## YOUR TASK
Tally up the lines below that include the word "Fundación". Answer with the number alone.

=======

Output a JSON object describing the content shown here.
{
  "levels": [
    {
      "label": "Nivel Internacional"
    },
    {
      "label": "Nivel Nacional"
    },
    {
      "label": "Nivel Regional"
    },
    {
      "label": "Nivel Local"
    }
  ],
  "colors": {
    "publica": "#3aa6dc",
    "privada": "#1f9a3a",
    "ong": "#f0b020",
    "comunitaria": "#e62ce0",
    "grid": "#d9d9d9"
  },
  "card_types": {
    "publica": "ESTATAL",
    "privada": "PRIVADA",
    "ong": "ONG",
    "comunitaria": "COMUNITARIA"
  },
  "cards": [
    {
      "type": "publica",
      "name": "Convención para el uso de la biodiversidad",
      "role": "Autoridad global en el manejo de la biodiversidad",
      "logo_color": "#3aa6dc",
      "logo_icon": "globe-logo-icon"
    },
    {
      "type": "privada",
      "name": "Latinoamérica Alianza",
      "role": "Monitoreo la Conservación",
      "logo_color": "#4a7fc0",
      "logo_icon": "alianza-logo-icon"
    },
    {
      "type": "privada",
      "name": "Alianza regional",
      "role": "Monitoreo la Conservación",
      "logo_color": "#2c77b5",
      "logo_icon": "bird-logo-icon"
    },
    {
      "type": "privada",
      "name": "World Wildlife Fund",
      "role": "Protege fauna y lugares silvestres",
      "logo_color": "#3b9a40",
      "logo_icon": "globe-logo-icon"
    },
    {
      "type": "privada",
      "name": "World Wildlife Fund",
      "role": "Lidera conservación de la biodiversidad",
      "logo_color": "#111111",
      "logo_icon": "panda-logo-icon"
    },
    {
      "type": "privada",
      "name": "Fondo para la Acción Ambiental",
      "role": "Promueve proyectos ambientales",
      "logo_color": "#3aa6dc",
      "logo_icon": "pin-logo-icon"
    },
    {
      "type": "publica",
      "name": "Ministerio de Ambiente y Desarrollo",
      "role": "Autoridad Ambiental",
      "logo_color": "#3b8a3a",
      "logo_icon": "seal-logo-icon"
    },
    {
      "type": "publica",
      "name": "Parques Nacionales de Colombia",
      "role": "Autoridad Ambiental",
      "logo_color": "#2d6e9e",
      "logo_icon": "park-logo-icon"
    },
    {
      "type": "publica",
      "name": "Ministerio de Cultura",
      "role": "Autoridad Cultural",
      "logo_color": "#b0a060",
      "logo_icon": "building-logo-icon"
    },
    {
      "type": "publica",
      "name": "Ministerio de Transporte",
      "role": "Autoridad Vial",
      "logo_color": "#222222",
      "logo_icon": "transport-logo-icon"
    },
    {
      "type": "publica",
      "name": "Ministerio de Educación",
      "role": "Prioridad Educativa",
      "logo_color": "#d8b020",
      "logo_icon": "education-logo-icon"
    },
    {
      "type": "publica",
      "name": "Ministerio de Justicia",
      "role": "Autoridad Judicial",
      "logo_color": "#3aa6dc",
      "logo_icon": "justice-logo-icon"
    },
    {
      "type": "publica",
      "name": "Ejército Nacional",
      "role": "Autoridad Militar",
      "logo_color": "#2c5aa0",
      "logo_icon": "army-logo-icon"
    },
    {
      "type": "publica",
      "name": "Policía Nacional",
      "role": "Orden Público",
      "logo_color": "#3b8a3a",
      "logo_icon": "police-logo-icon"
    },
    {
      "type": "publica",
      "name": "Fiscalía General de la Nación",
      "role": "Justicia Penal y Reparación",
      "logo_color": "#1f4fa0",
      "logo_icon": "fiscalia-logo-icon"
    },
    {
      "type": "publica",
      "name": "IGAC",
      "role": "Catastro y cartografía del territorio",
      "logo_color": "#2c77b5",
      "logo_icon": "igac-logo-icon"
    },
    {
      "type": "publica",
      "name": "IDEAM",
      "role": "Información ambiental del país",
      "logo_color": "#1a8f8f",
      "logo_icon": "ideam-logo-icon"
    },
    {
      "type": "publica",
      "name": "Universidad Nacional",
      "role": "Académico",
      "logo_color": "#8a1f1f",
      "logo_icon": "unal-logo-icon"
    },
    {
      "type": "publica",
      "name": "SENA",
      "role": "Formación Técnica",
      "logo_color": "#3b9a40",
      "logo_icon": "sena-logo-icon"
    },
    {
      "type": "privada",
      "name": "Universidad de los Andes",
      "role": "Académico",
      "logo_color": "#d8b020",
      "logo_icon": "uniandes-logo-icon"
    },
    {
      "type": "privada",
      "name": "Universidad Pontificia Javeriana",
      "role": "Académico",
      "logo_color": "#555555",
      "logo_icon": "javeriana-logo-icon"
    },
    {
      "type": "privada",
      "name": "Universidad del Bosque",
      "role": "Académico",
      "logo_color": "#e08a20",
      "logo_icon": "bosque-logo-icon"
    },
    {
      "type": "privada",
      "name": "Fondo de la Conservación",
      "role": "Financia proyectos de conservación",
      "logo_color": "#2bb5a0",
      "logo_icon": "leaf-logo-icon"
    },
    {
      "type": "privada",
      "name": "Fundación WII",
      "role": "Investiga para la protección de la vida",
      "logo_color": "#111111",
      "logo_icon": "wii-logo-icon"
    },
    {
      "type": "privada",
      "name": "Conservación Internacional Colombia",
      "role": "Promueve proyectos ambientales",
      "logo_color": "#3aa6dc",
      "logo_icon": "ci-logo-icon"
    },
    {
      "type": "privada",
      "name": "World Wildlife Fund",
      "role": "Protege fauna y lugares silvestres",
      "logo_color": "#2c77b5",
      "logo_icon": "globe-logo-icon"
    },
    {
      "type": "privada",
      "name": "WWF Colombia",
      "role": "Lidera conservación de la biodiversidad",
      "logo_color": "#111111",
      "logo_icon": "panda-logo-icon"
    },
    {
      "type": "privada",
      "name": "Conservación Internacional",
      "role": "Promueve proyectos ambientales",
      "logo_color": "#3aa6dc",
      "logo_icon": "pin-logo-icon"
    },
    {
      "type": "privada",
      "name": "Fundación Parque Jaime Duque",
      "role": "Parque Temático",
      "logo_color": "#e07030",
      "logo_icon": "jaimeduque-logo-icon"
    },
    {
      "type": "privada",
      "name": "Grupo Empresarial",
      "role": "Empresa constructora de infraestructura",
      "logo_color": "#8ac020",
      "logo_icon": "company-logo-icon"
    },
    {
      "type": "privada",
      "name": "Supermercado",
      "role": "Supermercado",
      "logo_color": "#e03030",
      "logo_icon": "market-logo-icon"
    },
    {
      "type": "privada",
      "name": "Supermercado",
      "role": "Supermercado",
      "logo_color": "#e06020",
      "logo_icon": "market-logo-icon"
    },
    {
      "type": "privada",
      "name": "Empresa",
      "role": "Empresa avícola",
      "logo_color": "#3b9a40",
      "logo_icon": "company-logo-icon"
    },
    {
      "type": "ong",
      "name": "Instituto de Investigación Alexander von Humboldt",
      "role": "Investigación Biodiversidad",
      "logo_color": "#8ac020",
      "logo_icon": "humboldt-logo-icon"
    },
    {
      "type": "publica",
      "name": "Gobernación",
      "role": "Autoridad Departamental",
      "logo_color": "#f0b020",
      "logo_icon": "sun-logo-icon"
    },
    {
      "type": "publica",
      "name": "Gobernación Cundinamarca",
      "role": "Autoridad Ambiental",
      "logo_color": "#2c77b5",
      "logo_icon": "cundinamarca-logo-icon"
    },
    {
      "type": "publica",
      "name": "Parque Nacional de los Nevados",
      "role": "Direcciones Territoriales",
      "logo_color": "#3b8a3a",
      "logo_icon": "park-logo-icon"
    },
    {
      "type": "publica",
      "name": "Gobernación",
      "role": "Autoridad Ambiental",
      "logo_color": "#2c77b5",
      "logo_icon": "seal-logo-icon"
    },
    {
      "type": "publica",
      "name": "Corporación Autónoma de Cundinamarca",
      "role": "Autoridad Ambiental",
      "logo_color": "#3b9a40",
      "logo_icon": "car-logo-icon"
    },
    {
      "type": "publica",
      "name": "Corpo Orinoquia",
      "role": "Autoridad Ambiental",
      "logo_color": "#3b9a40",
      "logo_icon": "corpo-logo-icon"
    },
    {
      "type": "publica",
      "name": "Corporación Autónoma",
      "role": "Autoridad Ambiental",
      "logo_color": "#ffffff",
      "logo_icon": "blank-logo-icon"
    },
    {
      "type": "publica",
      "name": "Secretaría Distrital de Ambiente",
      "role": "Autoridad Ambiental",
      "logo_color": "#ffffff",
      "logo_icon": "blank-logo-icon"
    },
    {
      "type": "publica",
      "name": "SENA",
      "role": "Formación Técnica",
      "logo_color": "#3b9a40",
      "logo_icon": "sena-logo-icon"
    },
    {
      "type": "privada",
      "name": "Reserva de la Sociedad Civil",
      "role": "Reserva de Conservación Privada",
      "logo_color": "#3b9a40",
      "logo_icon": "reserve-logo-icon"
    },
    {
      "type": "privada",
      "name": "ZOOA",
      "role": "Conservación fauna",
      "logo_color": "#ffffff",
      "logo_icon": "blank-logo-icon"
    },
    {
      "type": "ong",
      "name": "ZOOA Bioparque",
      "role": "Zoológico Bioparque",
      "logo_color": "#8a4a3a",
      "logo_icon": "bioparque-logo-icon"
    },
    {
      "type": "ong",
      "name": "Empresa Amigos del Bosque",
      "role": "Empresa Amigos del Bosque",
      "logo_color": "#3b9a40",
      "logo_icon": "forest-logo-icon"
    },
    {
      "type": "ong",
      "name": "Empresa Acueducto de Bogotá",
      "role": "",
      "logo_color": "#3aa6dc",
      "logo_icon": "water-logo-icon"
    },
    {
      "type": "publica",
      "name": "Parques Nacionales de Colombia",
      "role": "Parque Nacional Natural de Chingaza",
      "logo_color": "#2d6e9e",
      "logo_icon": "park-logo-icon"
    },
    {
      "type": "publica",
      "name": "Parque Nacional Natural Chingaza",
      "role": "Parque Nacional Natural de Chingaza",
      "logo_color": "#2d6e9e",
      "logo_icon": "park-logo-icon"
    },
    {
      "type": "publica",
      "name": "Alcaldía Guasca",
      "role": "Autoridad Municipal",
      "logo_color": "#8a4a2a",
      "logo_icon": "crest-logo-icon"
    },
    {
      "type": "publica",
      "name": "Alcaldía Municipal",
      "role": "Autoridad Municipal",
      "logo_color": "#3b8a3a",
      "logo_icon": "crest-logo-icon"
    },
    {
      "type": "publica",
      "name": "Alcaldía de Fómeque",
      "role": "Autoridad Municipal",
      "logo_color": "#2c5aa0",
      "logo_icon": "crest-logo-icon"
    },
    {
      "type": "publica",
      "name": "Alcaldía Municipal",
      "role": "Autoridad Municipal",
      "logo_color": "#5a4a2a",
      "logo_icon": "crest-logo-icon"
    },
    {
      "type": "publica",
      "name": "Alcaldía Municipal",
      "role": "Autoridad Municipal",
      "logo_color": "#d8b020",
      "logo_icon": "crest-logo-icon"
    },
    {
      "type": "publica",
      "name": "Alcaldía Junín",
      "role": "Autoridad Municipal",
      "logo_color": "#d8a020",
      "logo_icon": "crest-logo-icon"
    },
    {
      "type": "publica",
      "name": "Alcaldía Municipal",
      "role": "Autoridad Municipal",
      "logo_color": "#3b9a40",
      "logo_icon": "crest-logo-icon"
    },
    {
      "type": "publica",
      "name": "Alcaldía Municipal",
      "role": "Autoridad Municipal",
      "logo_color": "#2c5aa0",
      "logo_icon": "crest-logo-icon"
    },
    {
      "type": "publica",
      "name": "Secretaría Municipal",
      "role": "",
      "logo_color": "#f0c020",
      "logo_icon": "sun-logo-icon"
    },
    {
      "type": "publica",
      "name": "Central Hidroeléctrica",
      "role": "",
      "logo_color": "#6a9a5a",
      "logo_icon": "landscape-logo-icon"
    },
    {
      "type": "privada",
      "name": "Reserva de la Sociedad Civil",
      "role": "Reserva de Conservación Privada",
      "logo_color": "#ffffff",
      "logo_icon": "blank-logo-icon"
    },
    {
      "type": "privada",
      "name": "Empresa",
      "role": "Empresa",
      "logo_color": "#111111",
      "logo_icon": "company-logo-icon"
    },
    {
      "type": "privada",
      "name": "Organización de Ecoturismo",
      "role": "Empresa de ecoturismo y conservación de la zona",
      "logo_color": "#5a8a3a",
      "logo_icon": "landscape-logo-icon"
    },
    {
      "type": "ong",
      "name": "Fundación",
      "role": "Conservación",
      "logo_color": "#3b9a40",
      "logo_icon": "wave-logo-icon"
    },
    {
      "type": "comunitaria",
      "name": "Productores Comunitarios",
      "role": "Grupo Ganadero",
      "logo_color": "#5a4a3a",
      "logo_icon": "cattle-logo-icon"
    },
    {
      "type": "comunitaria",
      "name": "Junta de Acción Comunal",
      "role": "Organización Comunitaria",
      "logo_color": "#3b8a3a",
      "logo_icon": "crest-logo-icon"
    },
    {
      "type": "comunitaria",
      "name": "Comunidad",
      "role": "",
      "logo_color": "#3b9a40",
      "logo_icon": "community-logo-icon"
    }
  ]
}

=======

## SOLVED EXERCISE
3